--- start DATASET EXTRACT ---
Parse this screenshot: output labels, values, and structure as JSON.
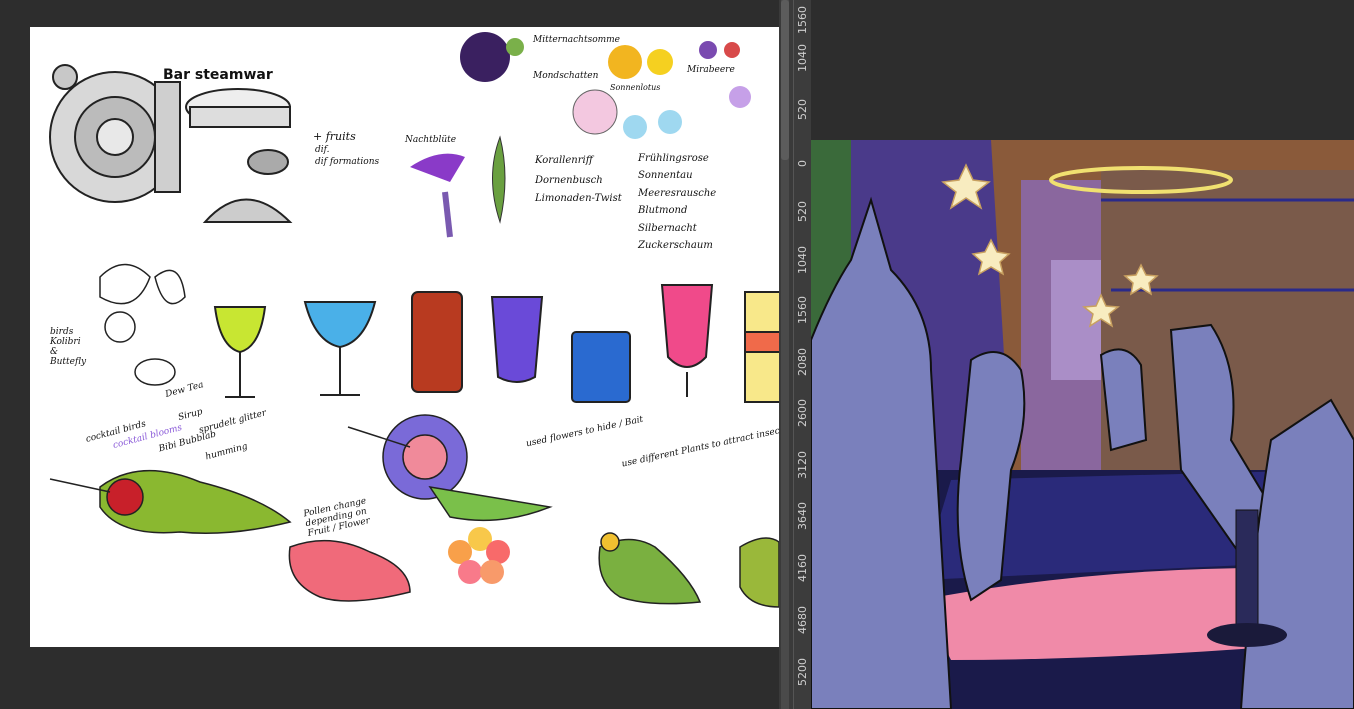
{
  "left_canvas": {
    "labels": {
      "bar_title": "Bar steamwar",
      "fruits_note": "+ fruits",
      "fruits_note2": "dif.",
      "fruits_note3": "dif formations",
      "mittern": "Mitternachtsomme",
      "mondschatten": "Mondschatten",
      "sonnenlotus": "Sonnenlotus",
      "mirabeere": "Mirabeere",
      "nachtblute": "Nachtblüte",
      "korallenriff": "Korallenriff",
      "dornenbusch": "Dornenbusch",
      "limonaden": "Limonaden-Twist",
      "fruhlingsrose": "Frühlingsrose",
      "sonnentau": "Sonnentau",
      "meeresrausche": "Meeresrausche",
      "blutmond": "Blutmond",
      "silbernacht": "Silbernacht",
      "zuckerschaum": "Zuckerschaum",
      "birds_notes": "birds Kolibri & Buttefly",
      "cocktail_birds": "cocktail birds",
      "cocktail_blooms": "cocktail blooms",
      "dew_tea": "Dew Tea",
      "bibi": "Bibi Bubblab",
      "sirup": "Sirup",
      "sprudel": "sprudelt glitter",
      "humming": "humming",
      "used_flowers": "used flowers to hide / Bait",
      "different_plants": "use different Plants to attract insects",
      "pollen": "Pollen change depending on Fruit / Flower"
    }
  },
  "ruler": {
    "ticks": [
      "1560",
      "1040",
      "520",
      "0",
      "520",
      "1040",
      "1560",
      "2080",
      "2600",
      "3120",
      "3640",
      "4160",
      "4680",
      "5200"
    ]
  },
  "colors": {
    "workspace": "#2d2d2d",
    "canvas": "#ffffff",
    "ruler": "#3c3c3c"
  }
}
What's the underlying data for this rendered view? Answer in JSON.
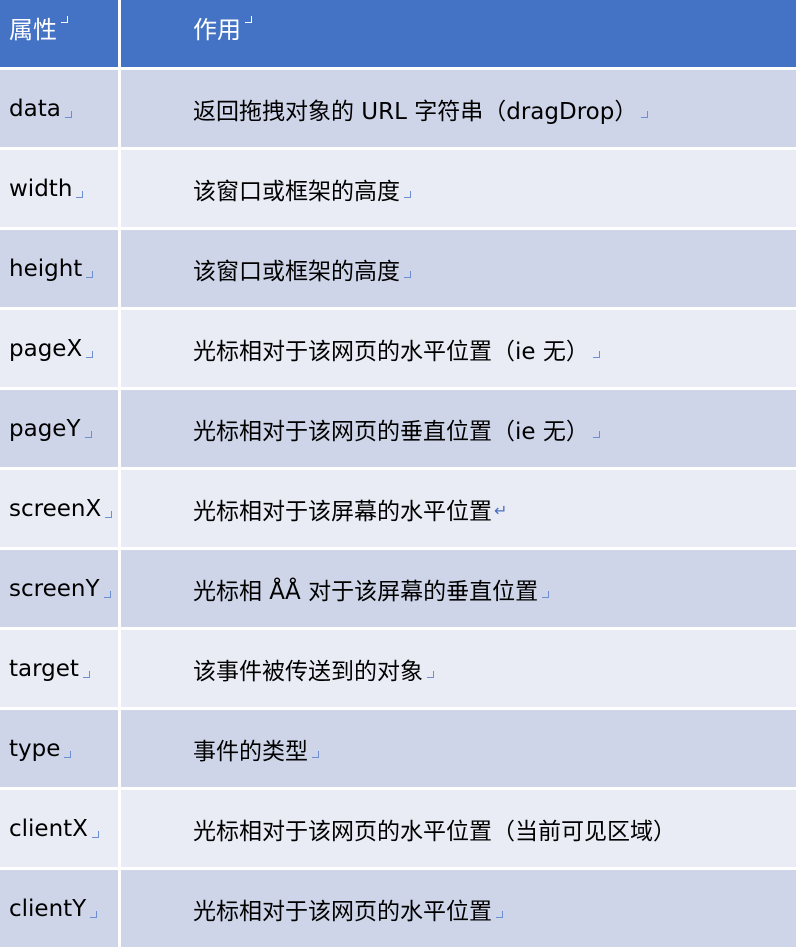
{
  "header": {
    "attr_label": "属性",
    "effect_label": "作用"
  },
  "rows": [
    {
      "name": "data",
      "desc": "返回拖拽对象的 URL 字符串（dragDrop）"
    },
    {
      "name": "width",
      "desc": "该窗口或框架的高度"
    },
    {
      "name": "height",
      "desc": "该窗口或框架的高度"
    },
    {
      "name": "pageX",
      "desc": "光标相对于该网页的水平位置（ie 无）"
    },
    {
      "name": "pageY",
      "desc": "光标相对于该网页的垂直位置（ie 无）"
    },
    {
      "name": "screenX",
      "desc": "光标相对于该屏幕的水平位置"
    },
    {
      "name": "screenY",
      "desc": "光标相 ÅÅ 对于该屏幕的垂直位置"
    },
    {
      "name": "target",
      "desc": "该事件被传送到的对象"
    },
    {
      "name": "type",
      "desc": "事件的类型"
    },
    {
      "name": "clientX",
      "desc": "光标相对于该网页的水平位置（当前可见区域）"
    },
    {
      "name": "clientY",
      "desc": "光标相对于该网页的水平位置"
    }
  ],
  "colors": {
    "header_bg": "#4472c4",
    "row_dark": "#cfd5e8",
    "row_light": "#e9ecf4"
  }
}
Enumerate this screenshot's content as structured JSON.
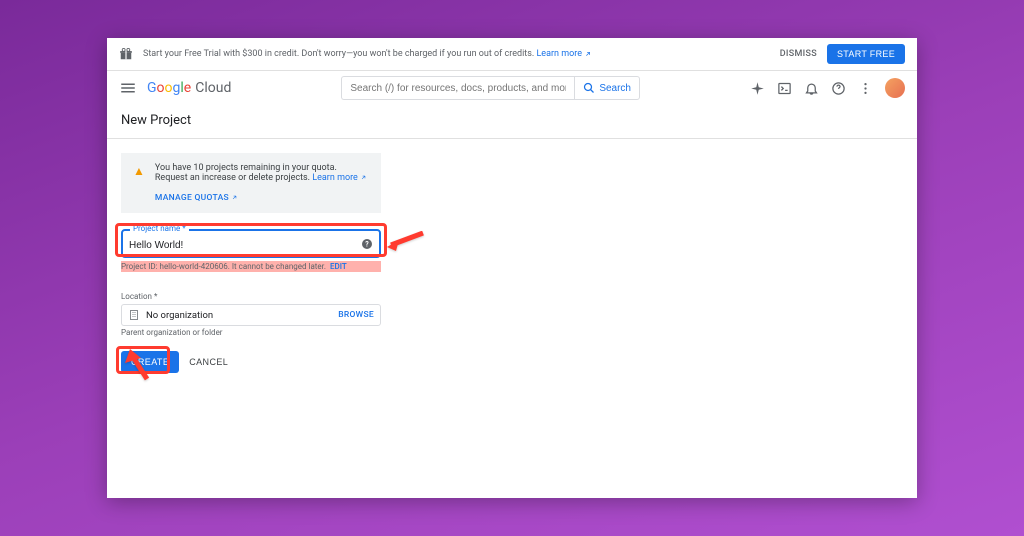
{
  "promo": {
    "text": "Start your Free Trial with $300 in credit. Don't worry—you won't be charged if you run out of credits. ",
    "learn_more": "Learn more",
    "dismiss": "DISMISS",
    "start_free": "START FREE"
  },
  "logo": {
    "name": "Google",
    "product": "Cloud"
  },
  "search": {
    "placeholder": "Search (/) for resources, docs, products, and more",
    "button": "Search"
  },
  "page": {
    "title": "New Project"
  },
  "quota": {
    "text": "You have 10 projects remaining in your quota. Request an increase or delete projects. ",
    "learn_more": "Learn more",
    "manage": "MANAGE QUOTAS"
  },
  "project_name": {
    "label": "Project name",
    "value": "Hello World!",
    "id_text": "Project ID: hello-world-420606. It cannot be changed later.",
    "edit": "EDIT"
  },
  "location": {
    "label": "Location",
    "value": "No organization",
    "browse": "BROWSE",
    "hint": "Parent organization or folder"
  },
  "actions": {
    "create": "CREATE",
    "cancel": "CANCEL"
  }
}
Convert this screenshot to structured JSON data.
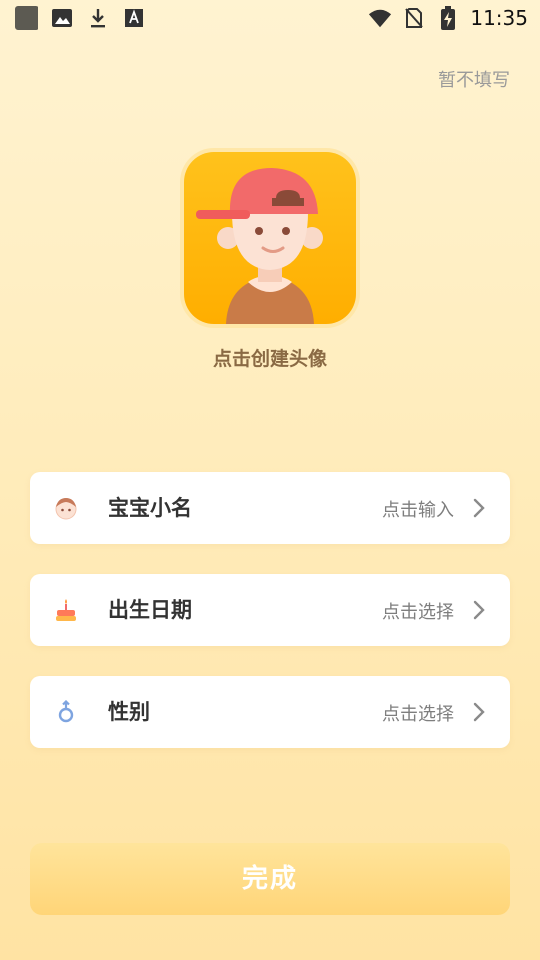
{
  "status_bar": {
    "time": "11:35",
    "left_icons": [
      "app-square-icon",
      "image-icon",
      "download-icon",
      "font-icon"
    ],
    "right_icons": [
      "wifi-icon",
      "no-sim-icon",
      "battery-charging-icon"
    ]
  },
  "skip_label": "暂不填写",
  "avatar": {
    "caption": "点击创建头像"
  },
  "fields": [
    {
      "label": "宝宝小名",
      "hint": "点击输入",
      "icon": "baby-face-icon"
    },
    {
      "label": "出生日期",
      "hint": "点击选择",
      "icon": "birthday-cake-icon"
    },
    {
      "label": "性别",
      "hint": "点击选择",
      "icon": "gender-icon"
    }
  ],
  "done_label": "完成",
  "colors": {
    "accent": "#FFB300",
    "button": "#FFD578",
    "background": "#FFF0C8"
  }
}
--- end DATASET EXTRACT ---
:: TO DO ::
Make an exact copy of the whole listing, but don't bring over any pictures.

:: WRITTEN SOLUTION ::
Parse this screenshot: output labels, values, and structure as JSON.
{
  "left_canvas": {
    "labels": {
      "bar_title": "Bar steamwar",
      "fruits_note": "+ fruits",
      "fruits_note2": "dif.",
      "fruits_note3": "dif formations",
      "mittern": "Mitternachtsomme",
      "mondschatten": "Mondschatten",
      "sonnenlotus": "Sonnenlotus",
      "mirabeere": "Mirabeere",
      "nachtblute": "Nachtblüte",
      "korallenriff": "Korallenriff",
      "dornenbusch": "Dornenbusch",
      "limonaden": "Limonaden-Twist",
      "fruhlingsrose": "Frühlingsrose",
      "sonnentau": "Sonnentau",
      "meeresrausche": "Meeresrausche",
      "blutmond": "Blutmond",
      "silbernacht": "Silbernacht",
      "zuckerschaum": "Zuckerschaum",
      "birds_notes": "birds Kolibri & Buttefly",
      "cocktail_birds": "cocktail birds",
      "cocktail_blooms": "cocktail blooms",
      "dew_tea": "Dew Tea",
      "bibi": "Bibi Bubblab",
      "sirup": "Sirup",
      "sprudel": "sprudelt glitter",
      "humming": "humming",
      "used_flowers": "used flowers to hide / Bait",
      "different_plants": "use different Plants to attract insects",
      "pollen": "Pollen change depending on Fruit / Flower"
    }
  },
  "ruler": {
    "ticks": [
      "1560",
      "1040",
      "520",
      "0",
      "520",
      "1040",
      "1560",
      "2080",
      "2600",
      "3120",
      "3640",
      "4160",
      "4680",
      "5200"
    ]
  },
  "colors": {
    "workspace": "#2d2d2d",
    "canvas": "#ffffff",
    "ruler": "#3c3c3c"
  }
}
What's the underlying data for this rendered view? Answer in JSON.
{
  "header": {
    "attr_label": "属性",
    "effect_label": "作用"
  },
  "rows": [
    {
      "name": "data",
      "desc": "返回拖拽对象的 URL 字符串（dragDrop）"
    },
    {
      "name": "width",
      "desc": "该窗口或框架的高度"
    },
    {
      "name": "height",
      "desc": "该窗口或框架的高度"
    },
    {
      "name": "pageX",
      "desc": "光标相对于该网页的水平位置（ie 无）"
    },
    {
      "name": "pageY",
      "desc": "光标相对于该网页的垂直位置（ie 无）"
    },
    {
      "name": "screenX",
      "desc": "光标相对于该屏幕的水平位置"
    },
    {
      "name": "screenY",
      "desc": "光标相 ÅÅ 对于该屏幕的垂直位置"
    },
    {
      "name": "target",
      "desc": "该事件被传送到的对象"
    },
    {
      "name": "type",
      "desc": "事件的类型"
    },
    {
      "name": "clientX",
      "desc": "光标相对于该网页的水平位置（当前可见区域）"
    },
    {
      "name": "clientY",
      "desc": "光标相对于该网页的水平位置"
    }
  ],
  "colors": {
    "header_bg": "#4472c4",
    "row_dark": "#cfd5e8",
    "row_light": "#e9ecf4"
  }
}
Enumerate this screenshot's content as structured JSON.
{
  "promo": {
    "text": "Start your Free Trial with $300 in credit. Don't worry—you won't be charged if you run out of credits. ",
    "learn_more": "Learn more",
    "dismiss": "DISMISS",
    "start_free": "START FREE"
  },
  "logo": {
    "name": "Google",
    "product": "Cloud"
  },
  "search": {
    "placeholder": "Search (/) for resources, docs, products, and more",
    "button": "Search"
  },
  "page": {
    "title": "New Project"
  },
  "quota": {
    "text": "You have 10 projects remaining in your quota. Request an increase or delete projects. ",
    "learn_more": "Learn more",
    "manage": "MANAGE QUOTAS"
  },
  "project_name": {
    "label": "Project name",
    "value": "Hello World!",
    "id_text": "Project ID: hello-world-420606. It cannot be changed later.",
    "edit": "EDIT"
  },
  "location": {
    "label": "Location",
    "value": "No organization",
    "browse": "BROWSE",
    "hint": "Parent organization or folder"
  },
  "actions": {
    "create": "CREATE",
    "cancel": "CANCEL"
  }
}
Convert this screenshot to structured JSON data.
{
  "status_bar": {
    "time": "11:35",
    "left_icons": [
      "app-square-icon",
      "image-icon",
      "download-icon",
      "font-icon"
    ],
    "right_icons": [
      "wifi-icon",
      "no-sim-icon",
      "battery-charging-icon"
    ]
  },
  "skip_label": "暂不填写",
  "avatar": {
    "caption": "点击创建头像"
  },
  "fields": [
    {
      "label": "宝宝小名",
      "hint": "点击输入",
      "icon": "baby-face-icon"
    },
    {
      "label": "出生日期",
      "hint": "点击选择",
      "icon": "birthday-cake-icon"
    },
    {
      "label": "性别",
      "hint": "点击选择",
      "icon": "gender-icon"
    }
  ],
  "done_label": "完成",
  "colors": {
    "accent": "#FFB300",
    "button": "#FFD578",
    "background": "#FFF0C8"
  }
}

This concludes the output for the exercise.